__EXERCISE__: Find the line that contains "Read this page and output its text content.". Then set down that line and all the lines after it, to the end of the records, exactly and with nothing added.
————————
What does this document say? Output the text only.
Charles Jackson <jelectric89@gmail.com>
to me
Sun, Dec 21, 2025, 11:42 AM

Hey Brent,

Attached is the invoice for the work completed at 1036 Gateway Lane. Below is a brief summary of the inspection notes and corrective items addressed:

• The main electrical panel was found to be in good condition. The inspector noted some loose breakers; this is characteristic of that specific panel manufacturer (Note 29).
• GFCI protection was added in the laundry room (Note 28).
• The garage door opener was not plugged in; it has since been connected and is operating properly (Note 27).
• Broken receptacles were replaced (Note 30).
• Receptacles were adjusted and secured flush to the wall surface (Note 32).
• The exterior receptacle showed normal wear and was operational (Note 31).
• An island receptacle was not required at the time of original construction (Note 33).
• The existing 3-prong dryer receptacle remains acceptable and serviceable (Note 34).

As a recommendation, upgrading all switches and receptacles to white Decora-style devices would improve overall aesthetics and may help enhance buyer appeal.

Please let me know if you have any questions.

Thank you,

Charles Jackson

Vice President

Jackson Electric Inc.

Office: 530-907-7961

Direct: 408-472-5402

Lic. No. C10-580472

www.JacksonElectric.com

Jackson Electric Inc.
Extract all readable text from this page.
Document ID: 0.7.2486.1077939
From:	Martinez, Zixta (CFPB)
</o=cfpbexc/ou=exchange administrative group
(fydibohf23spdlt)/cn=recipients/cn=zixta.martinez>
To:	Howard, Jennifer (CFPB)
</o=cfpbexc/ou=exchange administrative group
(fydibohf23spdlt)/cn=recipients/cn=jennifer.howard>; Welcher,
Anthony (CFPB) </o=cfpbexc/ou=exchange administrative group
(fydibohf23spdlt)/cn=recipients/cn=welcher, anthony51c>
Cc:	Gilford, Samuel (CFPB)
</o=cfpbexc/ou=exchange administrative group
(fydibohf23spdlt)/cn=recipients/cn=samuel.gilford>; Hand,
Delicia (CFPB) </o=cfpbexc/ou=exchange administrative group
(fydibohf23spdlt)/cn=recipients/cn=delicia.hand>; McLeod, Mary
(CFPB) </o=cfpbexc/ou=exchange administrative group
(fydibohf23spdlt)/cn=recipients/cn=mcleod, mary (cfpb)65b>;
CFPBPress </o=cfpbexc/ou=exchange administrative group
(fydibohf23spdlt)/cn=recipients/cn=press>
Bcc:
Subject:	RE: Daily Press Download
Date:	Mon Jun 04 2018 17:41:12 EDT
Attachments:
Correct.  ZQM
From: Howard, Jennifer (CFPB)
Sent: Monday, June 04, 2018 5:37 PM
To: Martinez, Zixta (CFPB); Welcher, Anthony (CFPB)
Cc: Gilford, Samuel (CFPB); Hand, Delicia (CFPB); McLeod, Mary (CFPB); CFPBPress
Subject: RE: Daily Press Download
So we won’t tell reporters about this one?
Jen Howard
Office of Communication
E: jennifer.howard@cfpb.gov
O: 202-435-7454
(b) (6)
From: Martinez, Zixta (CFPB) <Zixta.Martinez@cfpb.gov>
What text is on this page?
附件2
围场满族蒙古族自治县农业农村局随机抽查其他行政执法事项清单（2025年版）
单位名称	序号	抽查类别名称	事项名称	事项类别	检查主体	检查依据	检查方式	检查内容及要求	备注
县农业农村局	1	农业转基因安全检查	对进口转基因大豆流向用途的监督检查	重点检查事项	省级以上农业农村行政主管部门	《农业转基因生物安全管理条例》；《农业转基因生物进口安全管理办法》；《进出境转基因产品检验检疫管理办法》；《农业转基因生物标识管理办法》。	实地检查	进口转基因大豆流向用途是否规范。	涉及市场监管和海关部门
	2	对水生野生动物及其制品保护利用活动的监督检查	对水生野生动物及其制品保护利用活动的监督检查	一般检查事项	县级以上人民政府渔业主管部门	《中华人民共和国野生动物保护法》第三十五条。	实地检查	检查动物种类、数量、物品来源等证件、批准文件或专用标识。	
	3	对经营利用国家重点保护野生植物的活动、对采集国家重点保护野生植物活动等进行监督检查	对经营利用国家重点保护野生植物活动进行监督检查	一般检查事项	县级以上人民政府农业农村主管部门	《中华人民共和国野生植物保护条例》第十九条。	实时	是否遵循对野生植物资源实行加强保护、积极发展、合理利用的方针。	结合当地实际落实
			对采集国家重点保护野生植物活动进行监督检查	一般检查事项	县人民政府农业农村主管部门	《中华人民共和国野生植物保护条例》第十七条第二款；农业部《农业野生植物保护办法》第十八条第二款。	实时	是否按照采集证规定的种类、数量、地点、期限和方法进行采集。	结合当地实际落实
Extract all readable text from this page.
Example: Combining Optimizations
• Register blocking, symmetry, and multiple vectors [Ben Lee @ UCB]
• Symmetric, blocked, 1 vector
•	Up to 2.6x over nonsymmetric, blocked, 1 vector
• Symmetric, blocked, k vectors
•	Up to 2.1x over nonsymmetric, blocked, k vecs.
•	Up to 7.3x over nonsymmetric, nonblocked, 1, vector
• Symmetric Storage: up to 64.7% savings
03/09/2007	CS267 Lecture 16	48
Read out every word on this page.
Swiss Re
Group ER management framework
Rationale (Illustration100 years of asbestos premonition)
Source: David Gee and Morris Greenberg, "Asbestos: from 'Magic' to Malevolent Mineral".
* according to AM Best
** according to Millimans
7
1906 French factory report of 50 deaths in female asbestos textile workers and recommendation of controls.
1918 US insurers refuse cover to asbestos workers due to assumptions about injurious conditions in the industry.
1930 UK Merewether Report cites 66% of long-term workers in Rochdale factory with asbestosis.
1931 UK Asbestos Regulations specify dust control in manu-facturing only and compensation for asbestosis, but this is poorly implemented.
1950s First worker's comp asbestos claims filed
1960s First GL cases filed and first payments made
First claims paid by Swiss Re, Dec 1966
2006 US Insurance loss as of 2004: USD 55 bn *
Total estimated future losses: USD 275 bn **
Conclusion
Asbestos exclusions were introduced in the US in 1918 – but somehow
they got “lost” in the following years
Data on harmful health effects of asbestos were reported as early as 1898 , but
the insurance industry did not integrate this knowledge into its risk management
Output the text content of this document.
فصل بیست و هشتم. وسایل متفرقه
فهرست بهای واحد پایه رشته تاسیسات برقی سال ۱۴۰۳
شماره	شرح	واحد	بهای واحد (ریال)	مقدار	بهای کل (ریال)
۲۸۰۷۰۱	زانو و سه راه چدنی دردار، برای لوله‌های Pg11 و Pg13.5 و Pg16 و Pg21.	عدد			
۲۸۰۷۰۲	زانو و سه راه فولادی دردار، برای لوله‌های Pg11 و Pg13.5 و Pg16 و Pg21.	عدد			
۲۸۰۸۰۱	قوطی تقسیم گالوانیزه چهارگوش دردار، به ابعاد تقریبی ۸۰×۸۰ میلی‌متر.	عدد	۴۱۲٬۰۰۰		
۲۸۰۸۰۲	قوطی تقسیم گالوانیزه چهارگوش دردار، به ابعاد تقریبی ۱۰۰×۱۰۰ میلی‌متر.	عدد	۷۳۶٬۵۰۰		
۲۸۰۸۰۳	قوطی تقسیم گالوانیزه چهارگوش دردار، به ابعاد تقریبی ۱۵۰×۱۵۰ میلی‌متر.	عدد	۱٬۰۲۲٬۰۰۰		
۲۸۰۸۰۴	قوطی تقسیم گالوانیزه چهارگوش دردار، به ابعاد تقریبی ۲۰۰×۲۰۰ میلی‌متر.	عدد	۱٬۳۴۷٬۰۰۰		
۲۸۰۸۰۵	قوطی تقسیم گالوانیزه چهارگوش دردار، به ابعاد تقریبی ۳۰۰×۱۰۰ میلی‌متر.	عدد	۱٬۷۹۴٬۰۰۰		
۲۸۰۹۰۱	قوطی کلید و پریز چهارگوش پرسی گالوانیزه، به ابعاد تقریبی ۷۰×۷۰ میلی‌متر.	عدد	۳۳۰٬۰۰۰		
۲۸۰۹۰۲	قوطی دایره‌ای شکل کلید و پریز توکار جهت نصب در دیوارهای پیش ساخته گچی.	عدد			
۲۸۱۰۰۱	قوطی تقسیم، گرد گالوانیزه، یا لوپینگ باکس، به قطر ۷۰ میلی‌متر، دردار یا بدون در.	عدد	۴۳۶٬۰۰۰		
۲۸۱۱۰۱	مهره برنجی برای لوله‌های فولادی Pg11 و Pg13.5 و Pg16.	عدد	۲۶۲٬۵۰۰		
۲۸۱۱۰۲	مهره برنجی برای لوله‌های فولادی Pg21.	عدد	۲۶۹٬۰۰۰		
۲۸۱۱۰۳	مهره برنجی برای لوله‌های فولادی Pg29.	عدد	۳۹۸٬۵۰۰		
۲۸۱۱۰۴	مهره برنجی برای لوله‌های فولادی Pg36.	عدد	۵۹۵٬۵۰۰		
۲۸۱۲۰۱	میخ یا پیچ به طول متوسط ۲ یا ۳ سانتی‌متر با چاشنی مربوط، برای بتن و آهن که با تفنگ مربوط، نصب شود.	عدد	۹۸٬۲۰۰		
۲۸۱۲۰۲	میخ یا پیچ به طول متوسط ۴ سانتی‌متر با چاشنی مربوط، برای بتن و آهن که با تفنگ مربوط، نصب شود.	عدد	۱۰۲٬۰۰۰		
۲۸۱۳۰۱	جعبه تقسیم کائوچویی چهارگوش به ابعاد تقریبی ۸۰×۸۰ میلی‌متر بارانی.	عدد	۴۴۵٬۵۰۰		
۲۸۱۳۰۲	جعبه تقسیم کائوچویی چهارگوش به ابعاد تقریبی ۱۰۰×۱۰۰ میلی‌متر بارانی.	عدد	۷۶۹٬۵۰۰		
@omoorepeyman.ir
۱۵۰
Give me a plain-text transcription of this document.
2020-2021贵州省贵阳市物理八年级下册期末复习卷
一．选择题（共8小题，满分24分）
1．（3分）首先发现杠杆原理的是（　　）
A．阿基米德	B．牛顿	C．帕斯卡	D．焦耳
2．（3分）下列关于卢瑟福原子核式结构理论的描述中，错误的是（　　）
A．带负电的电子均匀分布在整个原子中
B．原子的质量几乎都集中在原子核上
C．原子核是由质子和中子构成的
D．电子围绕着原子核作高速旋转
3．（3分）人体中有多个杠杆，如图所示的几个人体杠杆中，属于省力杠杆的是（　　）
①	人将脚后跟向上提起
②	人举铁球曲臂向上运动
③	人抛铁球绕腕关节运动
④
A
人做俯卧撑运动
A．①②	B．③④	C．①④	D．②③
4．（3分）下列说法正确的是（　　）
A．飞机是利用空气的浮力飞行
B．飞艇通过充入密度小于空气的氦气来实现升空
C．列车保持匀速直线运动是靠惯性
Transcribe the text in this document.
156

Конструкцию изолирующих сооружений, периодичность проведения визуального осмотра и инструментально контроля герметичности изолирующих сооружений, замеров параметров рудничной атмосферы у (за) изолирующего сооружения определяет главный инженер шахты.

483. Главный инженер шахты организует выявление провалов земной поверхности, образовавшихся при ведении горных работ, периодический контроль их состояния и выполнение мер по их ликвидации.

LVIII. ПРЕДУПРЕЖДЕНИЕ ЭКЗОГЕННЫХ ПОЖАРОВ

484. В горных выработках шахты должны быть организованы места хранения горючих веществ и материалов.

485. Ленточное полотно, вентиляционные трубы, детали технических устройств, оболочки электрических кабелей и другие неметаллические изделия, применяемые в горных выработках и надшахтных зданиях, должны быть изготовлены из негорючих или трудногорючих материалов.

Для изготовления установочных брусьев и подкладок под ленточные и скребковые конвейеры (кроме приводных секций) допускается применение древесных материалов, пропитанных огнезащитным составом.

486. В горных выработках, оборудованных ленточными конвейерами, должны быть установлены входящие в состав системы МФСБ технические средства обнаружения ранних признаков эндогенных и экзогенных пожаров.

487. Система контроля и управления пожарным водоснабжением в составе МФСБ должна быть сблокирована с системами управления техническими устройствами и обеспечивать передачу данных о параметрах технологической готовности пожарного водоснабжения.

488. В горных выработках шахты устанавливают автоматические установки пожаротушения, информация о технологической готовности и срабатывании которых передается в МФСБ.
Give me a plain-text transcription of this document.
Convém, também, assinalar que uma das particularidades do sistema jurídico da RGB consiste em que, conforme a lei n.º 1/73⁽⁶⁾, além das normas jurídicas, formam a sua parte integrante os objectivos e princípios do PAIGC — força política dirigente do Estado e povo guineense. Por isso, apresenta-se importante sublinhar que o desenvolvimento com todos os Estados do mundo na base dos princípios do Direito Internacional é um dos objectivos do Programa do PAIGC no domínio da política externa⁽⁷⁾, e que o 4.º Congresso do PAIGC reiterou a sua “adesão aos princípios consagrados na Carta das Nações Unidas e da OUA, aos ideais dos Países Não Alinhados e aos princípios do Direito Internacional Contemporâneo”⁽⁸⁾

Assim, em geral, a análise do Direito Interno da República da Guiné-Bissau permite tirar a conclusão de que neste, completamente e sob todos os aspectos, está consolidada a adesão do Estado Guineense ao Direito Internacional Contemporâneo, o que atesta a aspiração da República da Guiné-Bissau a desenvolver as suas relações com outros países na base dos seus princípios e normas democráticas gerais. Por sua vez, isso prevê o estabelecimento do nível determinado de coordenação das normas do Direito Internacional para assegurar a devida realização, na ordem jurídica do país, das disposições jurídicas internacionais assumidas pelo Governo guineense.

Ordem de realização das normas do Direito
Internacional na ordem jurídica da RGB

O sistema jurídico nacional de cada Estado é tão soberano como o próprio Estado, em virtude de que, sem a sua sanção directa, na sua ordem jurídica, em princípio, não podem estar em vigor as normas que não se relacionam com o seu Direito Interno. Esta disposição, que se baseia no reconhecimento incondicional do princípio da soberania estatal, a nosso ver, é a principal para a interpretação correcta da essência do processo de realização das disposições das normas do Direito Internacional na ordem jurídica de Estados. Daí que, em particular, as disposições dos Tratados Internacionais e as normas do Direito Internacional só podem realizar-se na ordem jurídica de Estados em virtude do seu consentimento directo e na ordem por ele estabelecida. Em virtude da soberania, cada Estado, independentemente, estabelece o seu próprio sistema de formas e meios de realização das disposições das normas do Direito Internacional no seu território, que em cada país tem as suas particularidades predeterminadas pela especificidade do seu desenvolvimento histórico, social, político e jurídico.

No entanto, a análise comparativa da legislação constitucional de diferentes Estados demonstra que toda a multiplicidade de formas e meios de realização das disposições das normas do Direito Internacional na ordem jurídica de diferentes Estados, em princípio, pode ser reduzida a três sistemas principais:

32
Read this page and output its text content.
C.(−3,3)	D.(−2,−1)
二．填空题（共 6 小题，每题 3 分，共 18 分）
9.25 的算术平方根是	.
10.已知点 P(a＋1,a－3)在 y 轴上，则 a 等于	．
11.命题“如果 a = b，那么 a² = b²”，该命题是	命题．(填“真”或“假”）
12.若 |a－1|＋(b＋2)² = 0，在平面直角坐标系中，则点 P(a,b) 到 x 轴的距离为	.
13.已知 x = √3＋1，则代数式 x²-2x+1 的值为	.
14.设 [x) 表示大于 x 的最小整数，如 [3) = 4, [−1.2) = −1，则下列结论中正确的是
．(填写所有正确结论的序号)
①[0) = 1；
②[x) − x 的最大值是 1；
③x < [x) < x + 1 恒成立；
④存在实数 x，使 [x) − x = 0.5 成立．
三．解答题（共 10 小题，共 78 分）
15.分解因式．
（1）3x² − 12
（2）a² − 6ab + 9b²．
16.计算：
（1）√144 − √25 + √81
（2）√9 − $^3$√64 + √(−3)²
————————
__EXERCISE SOLUTION__:
Read this page and output its text content.
C.(−3,3)	D.(−2,−1)
二．填空题（共 6 小题，每题 3 分，共 18 分）
9.25 的算术平方根是	.
10.已知点 P(a＋1,a－3)在 y 轴上，则 a 等于	．
11.命题“如果 a = b，那么 a² = b²”，该命题是	命题．(填“真”或“假”）
12.若 |a－1|＋(b＋2)² = 0，在平面直角坐标系中，则点 P(a,b) 到 x 轴的距离为	.
13.已知 x = √3＋1，则代数式 x²-2x+1 的值为	.
14.设 [x) 表示大于 x 的最小整数，如 [3) = 4, [−1.2) = −1，则下列结论中正确的是
．(填写所有正确结论的序号)
①[0) = 1；
②[x) − x 的最大值是 1；
③x < [x) < x + 1 恒成立；
④存在实数 x，使 [x) − x = 0.5 成立．
三．解答题（共 10 小题，共 78 分）
15.分解因式．
（1）3x² − 12
（2）a² − 6ab + 9b²．
16.计算：
（1）√144 − √25 + √81
（2）√9 − $^3$√64 + √(−3)²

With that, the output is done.